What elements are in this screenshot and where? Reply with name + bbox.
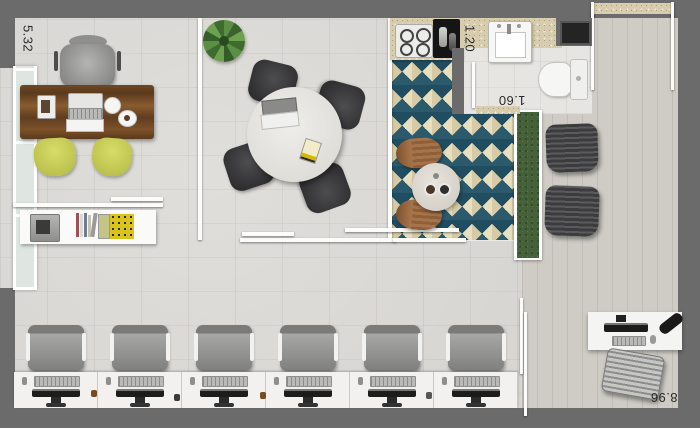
cafe-table <box>412 163 460 211</box>
keyboard <box>370 376 416 387</box>
dimension-label-bathroom-width: 1.20 <box>463 19 478 59</box>
wall-office-meeting <box>198 18 202 240</box>
monitor-base <box>214 403 234 407</box>
desk-item <box>426 392 432 399</box>
cup <box>424 183 437 196</box>
monitor <box>32 389 80 397</box>
floor-plan: 5.32 1.20 1.60 8.96 <box>0 0 700 428</box>
lounge-armchair-2 <box>544 185 600 237</box>
workstation-chair <box>112 325 168 371</box>
workstation-chair <box>448 325 504 371</box>
printer-screen <box>36 220 50 234</box>
cup <box>438 183 451 196</box>
reception-keyboard <box>612 336 646 346</box>
book <box>80 214 83 237</box>
phone <box>190 377 195 385</box>
phone <box>106 377 111 385</box>
monitor <box>116 389 164 397</box>
faucet <box>507 24 511 34</box>
corridor-wall-right <box>671 14 674 90</box>
wall-right <box>678 12 700 428</box>
dimension-label-left: 5.32 <box>21 19 36 59</box>
desk-item <box>260 392 266 399</box>
mouse <box>650 335 656 344</box>
monitor-base <box>298 403 318 407</box>
desk-papers <box>66 119 104 132</box>
wall-meeting-bottom <box>240 238 396 242</box>
monitor <box>200 389 248 397</box>
sink-basin <box>495 32 526 58</box>
reception-partition-b <box>524 312 527 416</box>
monitor-base <box>382 403 402 407</box>
book <box>84 213 87 237</box>
keyboard <box>34 376 80 387</box>
desk-item <box>91 390 97 397</box>
burner <box>400 29 414 43</box>
office-sliding-door <box>111 197 163 201</box>
bottle <box>439 27 447 47</box>
telephone <box>657 311 684 336</box>
photo <box>41 100 50 113</box>
phone <box>22 377 27 385</box>
table-dot <box>433 173 439 179</box>
wall-bottom <box>0 408 700 428</box>
wall-left-upper <box>0 18 15 68</box>
workstation-chair <box>364 325 420 371</box>
bathroom-window <box>560 21 591 45</box>
plant <box>203 20 245 62</box>
workstation-chair <box>196 325 252 371</box>
dimension-label-bathroom-length: 1.60 <box>492 93 532 108</box>
yellow-box <box>110 214 134 239</box>
flush-button <box>576 76 581 81</box>
reception-monitor <box>604 323 648 332</box>
monitor <box>452 389 500 397</box>
monitor-base <box>46 403 66 407</box>
workstation-chair <box>280 325 336 371</box>
phone <box>358 377 363 385</box>
dimension-label-bottom: 8.96 <box>644 390 684 405</box>
book <box>76 213 79 237</box>
tap-knob <box>497 24 501 28</box>
burner <box>400 43 413 56</box>
phone <box>274 377 279 385</box>
chair-armrest-left <box>54 51 58 71</box>
entry-threshold <box>594 3 672 14</box>
monitor <box>284 389 332 397</box>
toilet-tank <box>570 59 588 100</box>
monitor-base <box>466 403 486 407</box>
burner <box>416 43 430 57</box>
reception-partition-a <box>520 298 523 374</box>
keyboard <box>454 376 500 387</box>
chair-body <box>60 44 115 87</box>
lounge-armchair-1 <box>545 123 599 173</box>
monitor <box>368 389 416 397</box>
keyboard <box>118 376 164 387</box>
wall-left-lower <box>0 288 15 410</box>
reception-desk <box>588 312 682 350</box>
workstation-equipment <box>14 372 518 408</box>
printer <box>30 214 60 242</box>
bathroom-door-jamb <box>472 62 475 108</box>
cafe-sliding-door <box>345 228 459 232</box>
desk-item <box>174 394 180 401</box>
phone <box>442 377 447 385</box>
plant-center <box>219 36 229 46</box>
coffee-cup <box>118 110 137 127</box>
bathroom-sink <box>488 21 532 63</box>
chair-armrest-right <box>117 51 121 71</box>
tap-knob <box>517 24 521 28</box>
wall-cafe-bottom <box>393 238 466 242</box>
credenza <box>20 210 156 244</box>
keyboard <box>286 376 332 387</box>
wall-office-bottom <box>13 203 163 207</box>
planter-box <box>514 110 542 260</box>
coffee <box>124 115 130 121</box>
keyboard <box>202 376 248 387</box>
meeting-sliding-door <box>242 232 294 236</box>
executive-chair <box>55 35 120 87</box>
hedge <box>517 112 539 258</box>
desk-lamp <box>104 97 121 114</box>
toilet-bowl <box>538 62 574 97</box>
cooktop <box>395 24 433 58</box>
monitor-base <box>130 403 150 407</box>
workstation-chair <box>28 325 84 371</box>
monitor-back <box>616 315 626 322</box>
burner <box>416 28 431 43</box>
book <box>90 213 97 237</box>
desk-photo-frame <box>37 95 56 119</box>
magazines <box>98 214 110 239</box>
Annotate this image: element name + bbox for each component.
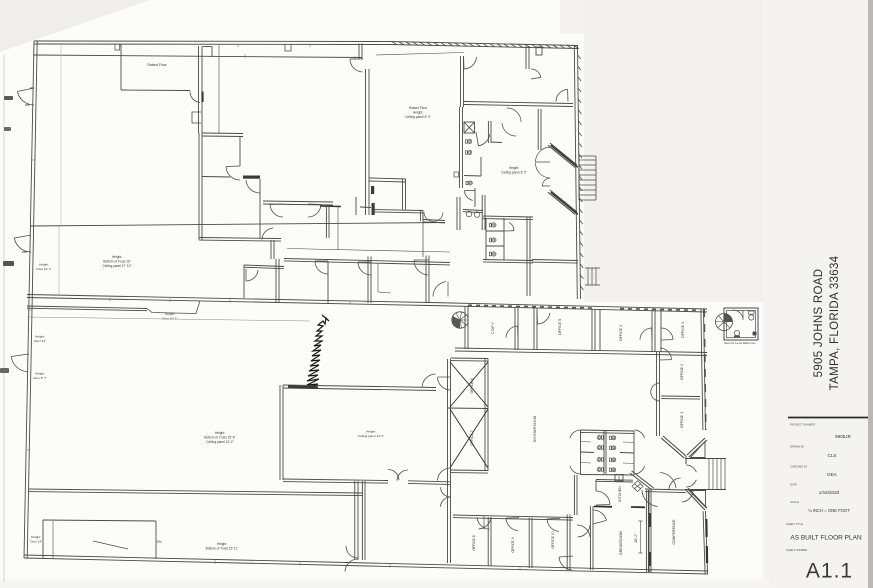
svg-text:DEA: DEA: [827, 472, 837, 477]
svg-text:ON: ON: [157, 540, 162, 544]
svg-text:Door 14': Door 14': [30, 540, 42, 544]
svg-text:18'-2": 18'-2": [634, 533, 638, 543]
svg-text:PROJECT NUMBER: PROJECT NUMBER: [790, 423, 815, 427]
svg-text:Height:: Height:: [509, 166, 519, 170]
svg-text:5905JR: 5905JR: [835, 434, 852, 439]
svg-text:5905 JOHNS ROAD: 5905 JOHNS ROAD: [813, 269, 825, 378]
svg-text:BREAKROOM: BREAKROOM: [619, 531, 623, 554]
svg-text:Height:: Height:: [165, 312, 175, 316]
svg-text:Bottom of Truss 16': Bottom of Truss 16': [103, 260, 131, 264]
svg-text:Height:: Height:: [112, 255, 122, 259]
svg-text:Height:: Height:: [35, 335, 45, 339]
svg-text:Ceiling panel 8' 0": Ceiling panel 8' 0": [501, 171, 527, 175]
svg-text:Door 10' 1": Door 10' 1": [162, 317, 177, 321]
svg-text:SHEET TITLE: SHEET TITLE: [786, 522, 803, 526]
svg-text:Ceiling panel 17' 10": Ceiling panel 17' 10": [102, 264, 131, 268]
svg-text:Height:: Height:: [39, 263, 49, 267]
svg-text:CLS: CLS: [828, 453, 837, 458]
svg-text:CONFERENCE: CONFERENCE: [672, 519, 676, 545]
svg-text:DRAWN BY: DRAWN BY: [790, 445, 805, 449]
svg-text:COPY: COPY: [491, 322, 495, 335]
svg-text:SCALE: SCALE: [790, 500, 799, 504]
svg-text:1/16/2020: 1/16/2020: [819, 490, 840, 495]
svg-text:SHOWROOM: SHOWROOM: [533, 416, 537, 443]
svg-text:CHECKED BY: CHECKED BY: [790, 465, 808, 469]
svg-text:OFFICE 4: OFFICE 4: [619, 325, 623, 341]
svg-text:OFFICE 9: OFFICE 9: [511, 537, 515, 552]
svg-text:Height:: Height:: [31, 535, 41, 539]
svg-text:Height:: Height:: [413, 111, 423, 115]
svg-text:AS BUILT FLOOR PLAN: AS BUILT FLOOR PLAN: [790, 535, 862, 542]
svg-text:Height:: Height:: [35, 372, 45, 376]
svg-text:Second Level Bathroom: Second Level Bathroom: [724, 341, 757, 345]
svg-text:TAMPA, FLORIDA 33634: TAMPA, FLORIDA 33634: [829, 255, 841, 390]
svg-text:OFFICE 3: OFFICE 3: [681, 322, 685, 338]
svg-text:Bottom of Truss 15' 11": Bottom of Truss 15' 11": [206, 547, 239, 551]
svg-text:Ceiling panel 14' 2": Ceiling panel 14' 2": [358, 434, 384, 438]
svg-text:DATE: DATE: [790, 483, 797, 487]
svg-text:Height:: Height:: [217, 542, 227, 546]
svg-text:Height:: Height:: [366, 430, 376, 434]
svg-text:OFFICE 8: OFFICE 8: [472, 535, 476, 550]
svg-text:OFFICE 2: OFFICE 2: [680, 364, 684, 380]
svg-text:OFFICE 6: OFFICE 6: [470, 378, 474, 393]
svg-text:Bottom of Truss 15' 8": Bottom of Truss 15' 8": [204, 436, 235, 440]
svg-text:Raised Floor: Raised Floor: [409, 106, 428, 110]
svg-text:Height:: Height:: [215, 431, 225, 435]
svg-text:Door 12': Door 12': [34, 339, 46, 343]
svg-text:A1.1: A1.1: [806, 560, 853, 583]
svg-text:OFFICE 10: OFFICE 10: [551, 531, 555, 548]
svg-text:SHEET NUMBER: SHEET NUMBER: [786, 548, 807, 552]
svg-text:Ceiling panel 16' 2": Ceiling panel 16' 2": [206, 440, 233, 444]
svg-text:OFFICE 1: OFFICE 1: [680, 412, 684, 428]
svg-text:OFFICE 7: OFFICE 7: [470, 430, 474, 445]
svg-text:Raised Floor: Raised Floor: [147, 63, 167, 67]
svg-text:OFFICE 5: OFFICE 5: [558, 319, 562, 335]
svg-text:Ceiling panel 8' 0": Ceiling panel 8' 0": [405, 115, 431, 119]
svg-text:Door 6' 7": Door 6' 7": [33, 376, 47, 380]
svg-text:KITCHEN: KITCHEN: [618, 486, 622, 502]
svg-text:Door 12' 1": Door 12' 1": [36, 267, 51, 271]
svg-text:¼ INCH = ONE FOOT: ¼ INCH = ONE FOOT: [808, 508, 850, 513]
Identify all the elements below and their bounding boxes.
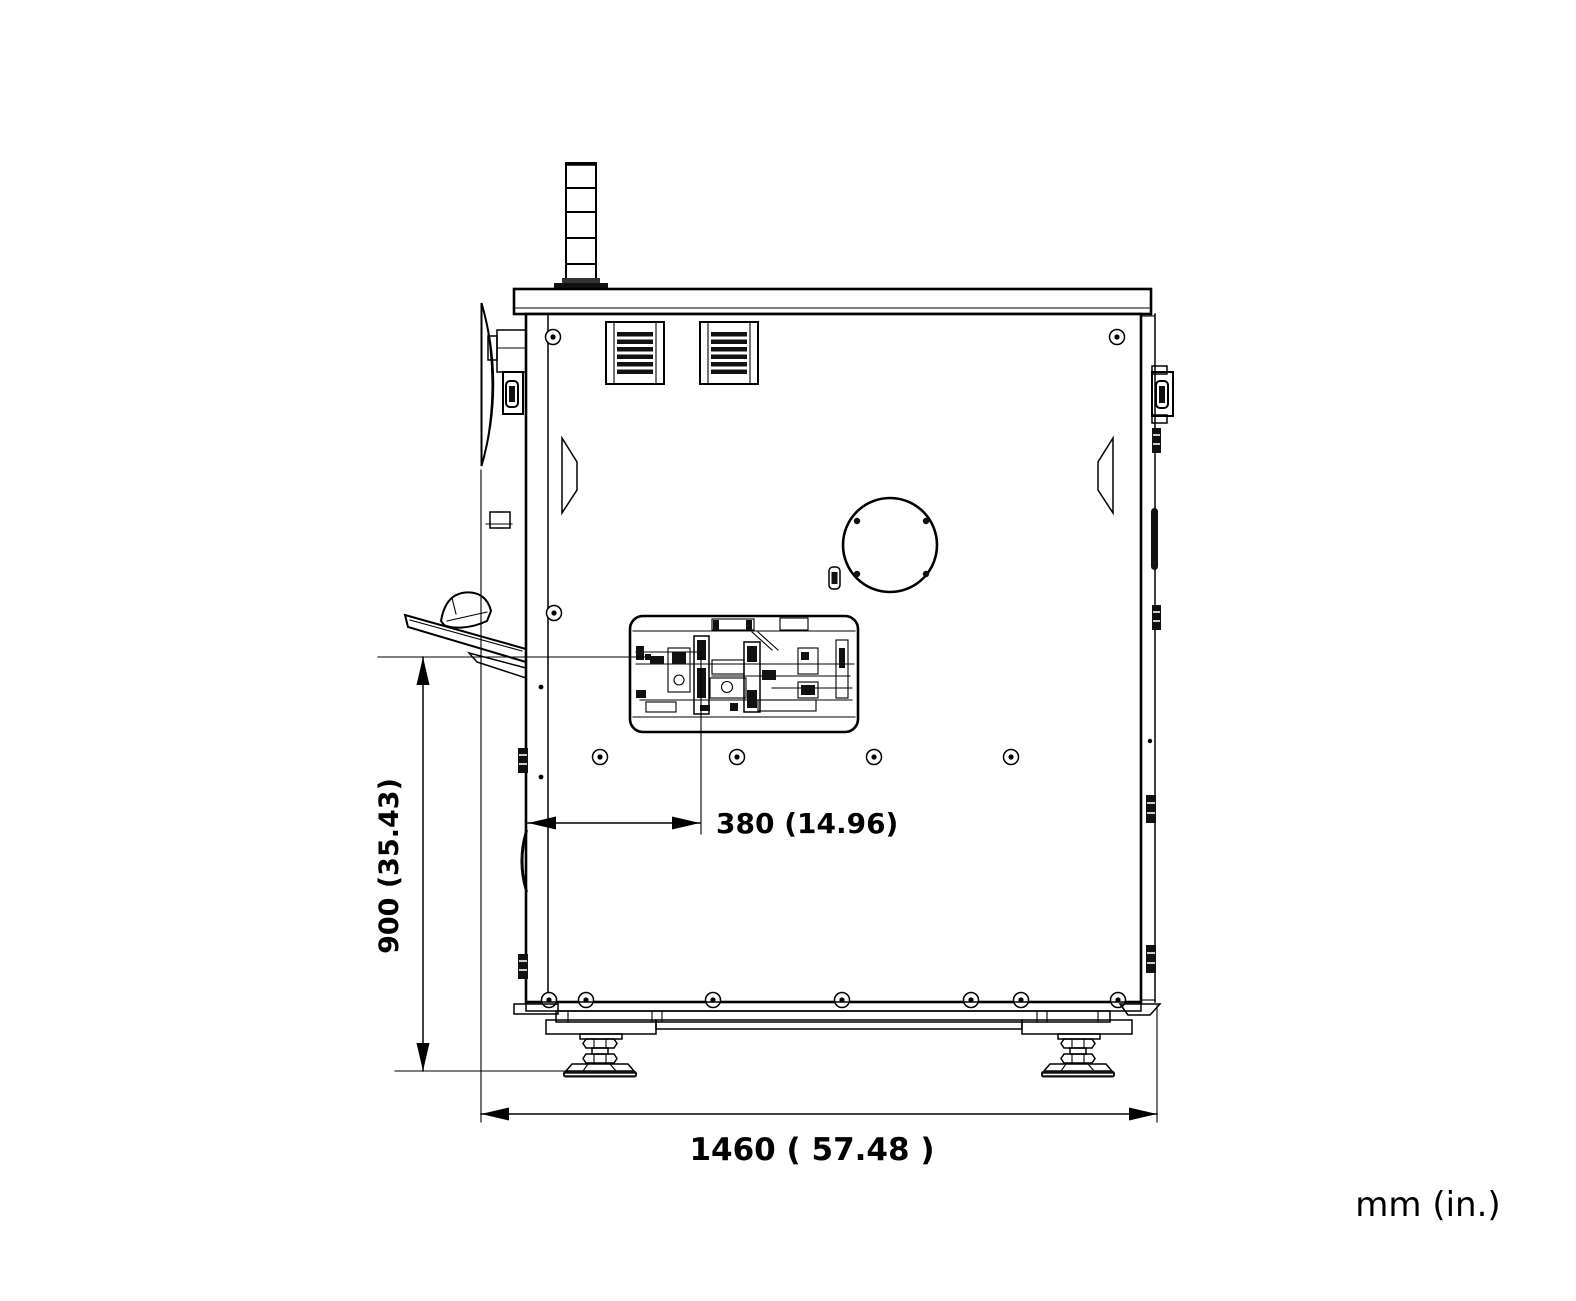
door-stay-bar — [1151, 508, 1158, 570]
side-stub — [490, 512, 510, 528]
mouse — [441, 592, 491, 627]
hinge-icon — [1152, 605, 1161, 630]
signal-tower — [554, 163, 608, 291]
leveling-foot-left — [563, 1034, 637, 1078]
units-note: mm (in.) — [1355, 1185, 1500, 1225]
machine-dimension-drawing: 900 (35.43) 380 (14.96) 1460 ( 57.48 ) m… — [0, 0, 1576, 1301]
leveling-foot-right — [1041, 1034, 1115, 1078]
right-edge-hardware — [1146, 366, 1173, 973]
cabinet-body — [526, 314, 1141, 1002]
reference-dot — [645, 654, 651, 660]
top-lid — [514, 289, 1151, 314]
hinge-icon — [1152, 428, 1161, 453]
height-dimension-label: 900 (35.43) — [374, 778, 405, 954]
hinge-icon — [518, 748, 528, 773]
hinge-icon — [518, 954, 528, 979]
hinge-icon — [1146, 945, 1156, 973]
latch-right — [1152, 366, 1173, 423]
machine-base — [514, 1002, 1160, 1078]
machine-side-view — [405, 163, 1173, 1078]
height-dimension: 900 (35.43) — [374, 657, 430, 1071]
hinge-icon — [1146, 795, 1156, 823]
drawing-canvas: 900 (35.43) 380 (14.96) 1460 ( 57.48 ) m… — [0, 0, 1576, 1301]
width-dimension-label: 1460 ( 57.48 ) — [689, 1132, 934, 1168]
offset-dimension-label: 380 (14.96) — [716, 807, 898, 840]
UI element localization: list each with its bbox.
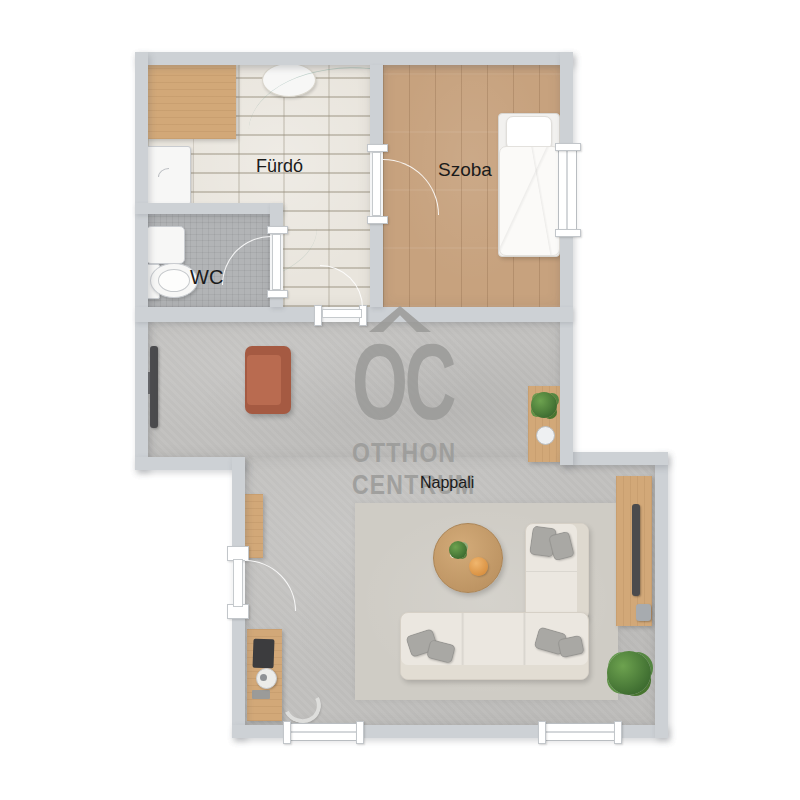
wall-top [135, 52, 573, 65]
bedroom-door-frame [367, 216, 388, 224]
living-window-left [286, 723, 362, 741]
living-window-left-cap [356, 721, 364, 744]
toilet-seat [158, 269, 190, 292]
bedroom-window-cap [555, 229, 581, 237]
bedroom-label: Szoba [438, 159, 492, 181]
bedroom-window-cap [555, 143, 581, 151]
wall-right-upper [560, 52, 573, 465]
stool-center [260, 674, 267, 681]
coffee-table [433, 523, 503, 593]
wc-sink [146, 226, 185, 264]
laptop [253, 639, 275, 669]
brand-line1: OTTHON [352, 437, 456, 469]
bedroom-door [372, 152, 381, 216]
bedroom-window [558, 146, 577, 234]
bed-duvet [499, 146, 560, 256]
bedroom-door-frame [367, 144, 388, 152]
loveseat-cushions [247, 355, 281, 405]
tv-left-wall [150, 346, 158, 428]
wall-left-upper [135, 52, 148, 470]
wc-label: WC [190, 266, 223, 289]
living-room-label: Nappali [420, 474, 474, 492]
floor-plan: OC OTTHON CENTRUM Fürdó WC Szoba Nappali [0, 0, 800, 800]
bathroom-label: Fürdó [256, 156, 303, 177]
plant-bottom-right [607, 651, 651, 695]
living-window-left-cap [283, 721, 291, 744]
wc-door-frame [267, 226, 288, 234]
living-window-right-cap [614, 721, 622, 744]
wall-right-lower [655, 452, 668, 738]
bathroom-door [322, 309, 362, 318]
brand-logo: OC [352, 336, 453, 427]
wc-door-frame [267, 290, 288, 298]
living-window-right-cap [538, 721, 546, 744]
plant-console [531, 392, 557, 418]
sauna-bench [146, 64, 236, 139]
fruit-bowl [469, 557, 488, 576]
wc-door [272, 234, 281, 290]
wall-wc-top [135, 203, 283, 214]
decor-object [636, 604, 651, 621]
table-plant [449, 541, 467, 559]
wall-step-left [135, 457, 245, 470]
tv-right [632, 504, 640, 596]
bed-pillow [506, 116, 552, 150]
keyboard [252, 690, 270, 699]
bathroom-door-frame [314, 305, 322, 326]
living-window-right [541, 723, 621, 741]
wall-step-right [560, 452, 668, 465]
entry-door [233, 559, 243, 607]
vase [536, 426, 555, 445]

# [STATED TASK]
Locate every line in the rows above that contains the string "sink" and copy each one. Match case exactly.

# [OUTPUT BELOW]
sink-basin <box>495 32 526 58</box>
bathroom-sink <box>488 21 532 63</box>
wc-sink [146, 226, 185, 264]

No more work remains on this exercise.